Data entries
-----

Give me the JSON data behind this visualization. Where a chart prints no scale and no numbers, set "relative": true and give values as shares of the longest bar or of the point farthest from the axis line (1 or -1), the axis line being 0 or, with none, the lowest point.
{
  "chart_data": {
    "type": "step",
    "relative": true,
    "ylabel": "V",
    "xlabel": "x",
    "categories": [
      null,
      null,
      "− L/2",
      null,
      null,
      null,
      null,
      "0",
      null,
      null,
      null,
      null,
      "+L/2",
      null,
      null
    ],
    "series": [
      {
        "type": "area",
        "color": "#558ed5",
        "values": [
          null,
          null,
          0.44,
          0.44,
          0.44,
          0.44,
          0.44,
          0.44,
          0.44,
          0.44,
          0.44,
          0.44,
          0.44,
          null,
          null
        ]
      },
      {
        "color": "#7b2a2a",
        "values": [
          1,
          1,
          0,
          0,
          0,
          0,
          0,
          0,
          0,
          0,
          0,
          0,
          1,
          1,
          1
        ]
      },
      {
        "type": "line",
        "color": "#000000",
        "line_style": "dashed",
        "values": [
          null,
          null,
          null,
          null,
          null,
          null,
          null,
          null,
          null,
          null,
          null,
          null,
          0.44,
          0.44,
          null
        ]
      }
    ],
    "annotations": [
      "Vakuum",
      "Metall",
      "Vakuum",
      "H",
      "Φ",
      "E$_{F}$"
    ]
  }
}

-----

* **What the task requires**:
The whole listing above needs to be written out again exactly.

* **The answer**:
Give me the JSON data behind this visualization. Where a chart prints no scale and no numbers, set "relative": true and give values as shares of the longest bar or of the point farthest from the axis line (1 or -1), the axis line being 0 or, with none, the lowest point.
{
  "chart_data": {
    "type": "step",
    "relative": true,
    "ylabel": "V",
    "xlabel": "x",
    "categories": [
      null,
      null,
      "− L/2",
      null,
      null,
      null,
      null,
      "0",
      null,
      null,
      null,
      null,
      "+L/2",
      null,
      null
    ],
    "series": [
      {
        "type": "area",
        "color": "#558ed5",
        "values": [
          null,
          null,
          0.44,
          0.44,
          0.44,
          0.44,
          0.44,
          0.44,
          0.44,
          0.44,
          0.44,
          0.44,
          0.44,
          null,
          null
        ]
      },
      {
        "color": "#7b2a2a",
        "values": [
          1,
          1,
          0,
          0,
          0,
          0,
          0,
          0,
          0,
          0,
          0,
          0,
          1,
          1,
          1
        ]
      },
      {
        "type": "line",
        "color": "#000000",
        "line_style": "dashed",
        "values": [
          null,
          null,
          null,
          null,
          null,
          null,
          null,
          null,
          null,
          null,
          null,
          null,
          0.44,
          0.44,
          null
        ]
      }
    ],
    "annotations": [
      "Vakuum",
      "Metall",
      "Vakuum",
      "H",
      "Φ",
      "E$_{F}$"
    ]
  }
}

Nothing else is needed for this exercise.